■ TASK DESCRIPTION ■
Check every line below for the word "engages" and show those that hold it.

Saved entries
BEGIN

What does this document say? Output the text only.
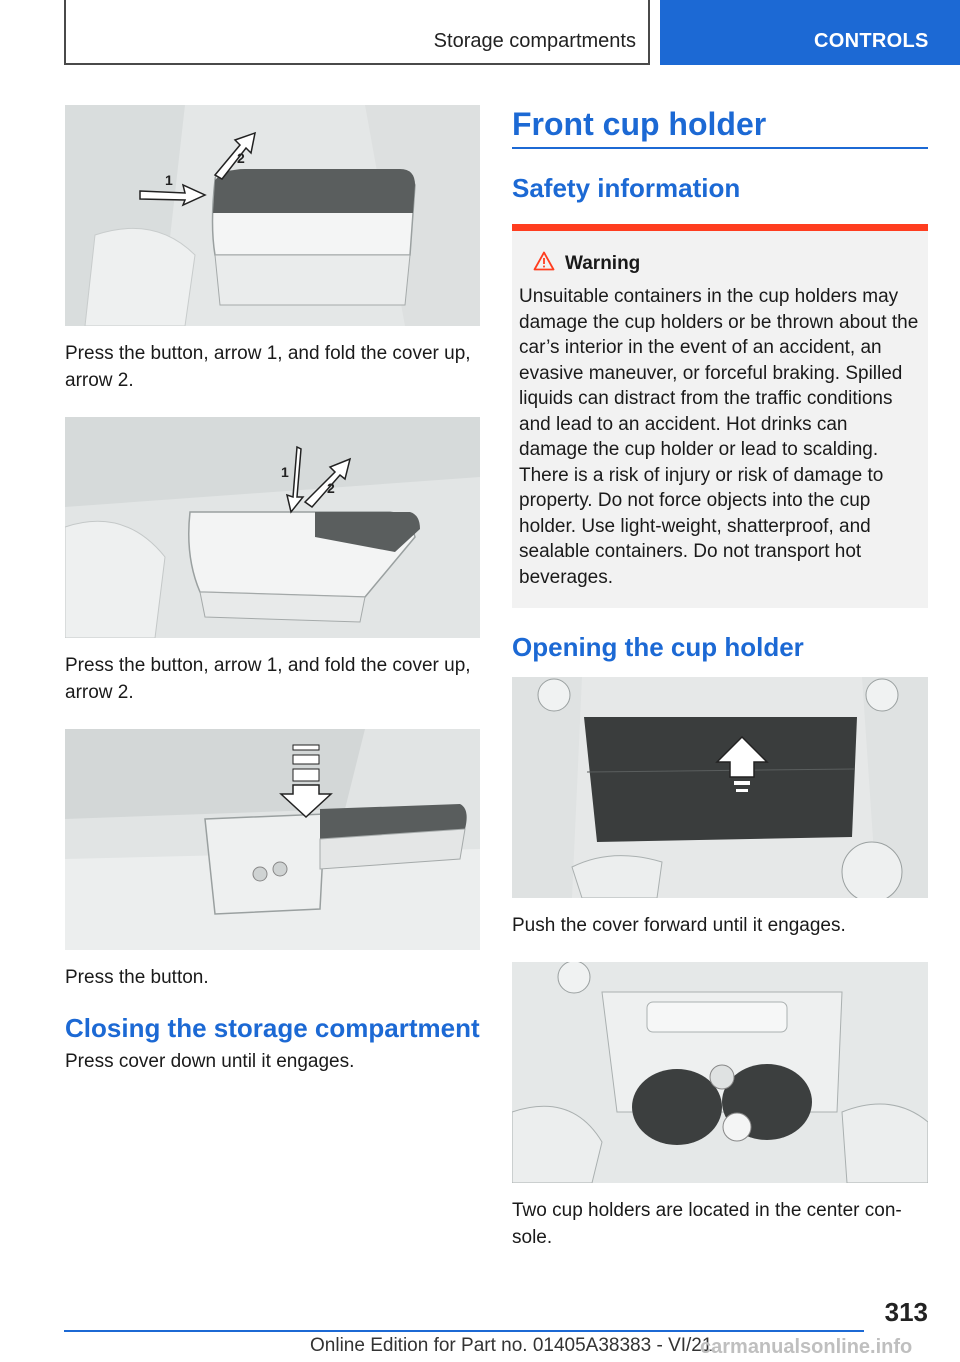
Storage compartments	CONTROLS
1
2

Press the button, arrow 1, and fold the cover up, arrow 2.

1
2

Press the button, arrow 1, and fold the cover up, arrow 2.

Press the button.

Closing the storage compartment

Press cover down until it engages.

Front cup holder
Safety information
Warning

Unsuitable containers in the cup holders may damage the cup holders or be thrown about the car’s interior in the event of an accident, an evasive maneuver, or forceful braking. Spilled liquids can distract from the traffic conditions and lead to an accident. Hot drinks can damage the cup holder or lead to scalding. There is a risk of injury or risk of damage to property. Do not force objects into the cup holder. Use light-weight, shatterproof, and sealable containers. Do not transport hot beverages.

Opening the cup holder

Push the cover forward until it engages.

Two cup holders are located in the center con-sole.

313
Online Edition for Part no. 01405A38383 - VI/21
carmanualsonline.info
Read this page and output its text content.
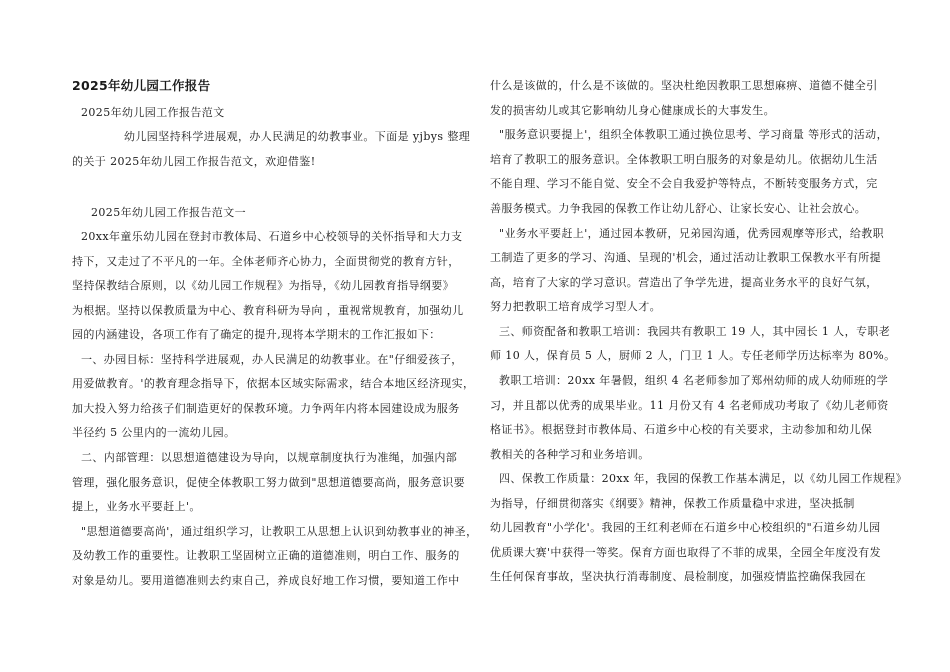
2025年幼儿园工作报告
2025年幼儿园工作报告范文
幼儿园坚持科学进展观，办人民满足的幼教事业。下面是 yjbys 整理
的关于 2025年幼儿园工作报告范文，欢迎借鉴!
2025年幼儿园工作报告范文一
20xx年童乐幼儿园在登封市教体局、石道乡中心校领导的关怀指导和大力支
持下，又走过了不平凡的一年。全体老师齐心协力，全面贯彻党的教育方针，
坚持保教结合原则，以《幼儿园工作规程》为指导，《幼儿园教育指导纲要》
为根据。坚持以保教质量为中心、教育科研为导向 ，重视常规教育，加强幼儿
园的内涵建设，各项工作有了确定的提升,现将本学期末的工作汇报如下：
一、办园目标：坚持科学进展观，办人民满足的幼教事业。在"仔细爱孩子，
用爱做教育。'的教育理念指导下，依据本区域实际需求，结合本地区经济现实，
加大投入努力给孩子们制造更好的保教环境。力争两年内将本园建设成为服务
半径约 5 公里内的一流幼儿园。
二、内部管理：以思想道德建设为导向，以规章制度执行为准绳，加强内部
管理，强化服务意识，促使全体教职工努力做到"思想道德要高尚，服务意识要
提上，业务水平要赶上'。
"思想道德要高尚'，通过组织学习，让教职工从思想上认识到幼教事业的神圣，
及幼教工作的重要性。让教职工坚固树立正确的道德准则，明白工作、服务的
对象是幼儿。要用道德准则去约束自己，养成良好地工作习惯，要知道工作中
什么是该做的，什么是不该做的。坚决杜绝因教职工思想麻痹、道德不健全引
发的损害幼儿或其它影响幼儿身心健康成长的大事发生。
"服务意识要提上'，组织全体教职工通过换位思考、学习商量 等形式的活动，
培育了教职工的服务意识。全体教职工明白服务的对象是幼儿。依据幼儿生活
不能自理、学习不能自觉、安全不会自我爱护等特点，不断转变服务方式，完
善服务模式。力争我园的保教工作让幼儿舒心、让家长安心、让社会放心。
"业务水平要赶上'，通过园本教研，兄弟园沟通，优秀园观摩等形式，给教职
工制造了更多的学习、沟通、呈现的'机会，通过活动让教职工保教水平有所提
高，培育了大家的学习意识。营造出了争学先进，提高业务水平的良好气氛，
努力把教职工培育成学习型人才。
三、师资配备和教职工培训：我园共有教职工 19 人，其中园长 1 人，专职老
师 10 人，保育员 5 人，厨师 2 人，门卫 1 人。专任老师学历达标率为 80%。
教职工培训：20xx 年暑假，组织 4 名老师参加了郑州幼师的成人幼师班的学
习，并且都以优秀的成果毕业。11 月份又有 4 名老师成功考取了《幼儿老师资
格证书》。根据登封市教体局、石道乡中心校的有关要求，主动参加和幼儿保
教相关的各种学习和业务培训。
四、保教工作质量：20xx 年，我园的保教工作基本满足，以《幼儿园工作规程》
为指导，仔细贯彻落实《纲要》精神，保教工作质量稳中求进，坚决抵制
幼儿园教育"小学化'。我园的王红利老师在石道乡中心校组织的"石道乡幼儿园
优质课大赛'中获得一等奖。保育方面也取得了不菲的成果，全园全年度没有发
生任何保育事故，坚决执行消毒制度、晨检制度，加强疫情监控确保我园在
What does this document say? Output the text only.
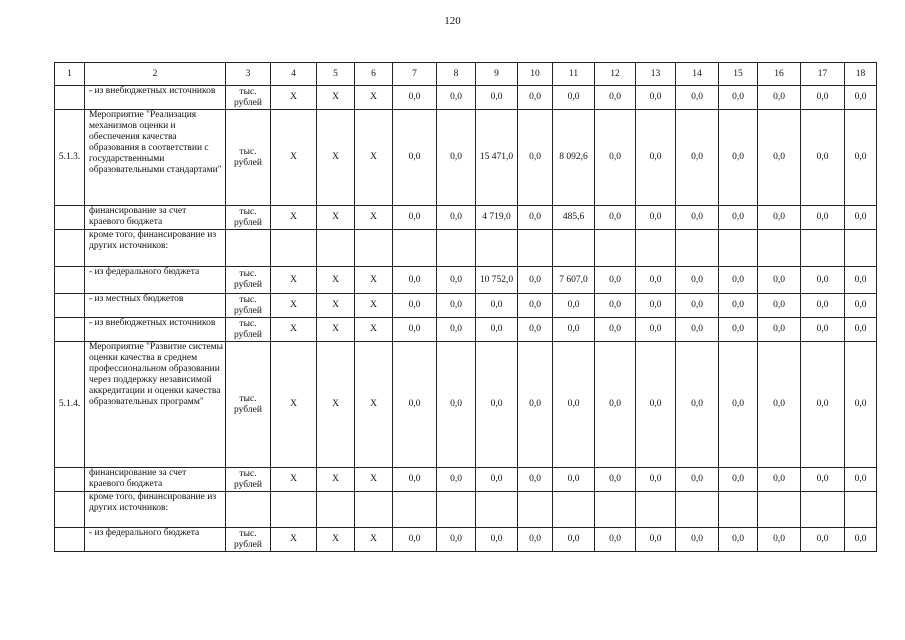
120
1	2	3	4	5	6	7	8	9	10	11	12	13	14	15	16	17	18
	- из внебюджетных источников	тыс. рублей	X	X	X	0,0	0,0	0,0	0,0	0,0	0,0	0,0	0,0	0,0	0,0	0,0	0,0
5.1.3.	Мероприятие "Реализация механизмов оценки и обеспечения качества образования в соответствии с государственными образовательными стандартами"	тыс. рублей	X	X	X	0,0	0,0	15 471,0	0,0	8 092,6	0,0	0,0	0,0	0,0	0,0	0,0	0,0
	финансирование за счет краевого бюджета	тыс. рублей	X	X	X	0,0	0,0	4 719,0	0,0	485,6	0,0	0,0	0,0	0,0	0,0	0,0	0,0
	кроме того, финансирование из других источников:																
	- из федерального бюджета	тыс. рублей	X	X	X	0,0	0,0	10 752,0	0,0	7 607,0	0,0	0,0	0,0	0,0	0,0	0,0	0,0
	- из местных бюджетов	тыс. рублей	X	X	X	0,0	0,0	0,0	0,0	0,0	0,0	0,0	0,0	0,0	0,0	0,0	0,0
	- из внебюджетных источников	тыс. рублей	X	X	X	0,0	0,0	0,0	0,0	0,0	0,0	0,0	0,0	0,0	0,0	0,0	0,0
5.1.4.	Мероприятие "Развитие системы оценки качества в среднем профессиональном образовании через поддержку независимой аккредитации и оценки качества образовательных программ"	тыс. рублей	X	X	X	0,0	0,0	0,0	0,0	0,0	0,0	0,0	0,0	0,0	0,0	0,0	0,0
	финансирование за счет краевого бюджета	тыс. рублей	X	X	X	0,0	0,0	0,0	0,0	0,0	0,0	0,0	0,0	0,0	0,0	0,0	0,0
	кроме того, финансирование из других источников:																
	- из федерального бюджета	тыс. рублей	X	X	X	0,0	0,0	0,0	0,0	0,0	0,0	0,0	0,0	0,0	0,0	0,0	0,0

END

■ ANSWER IN FULL ■
Press cover down until it engages.
Push the cover forward until it engages.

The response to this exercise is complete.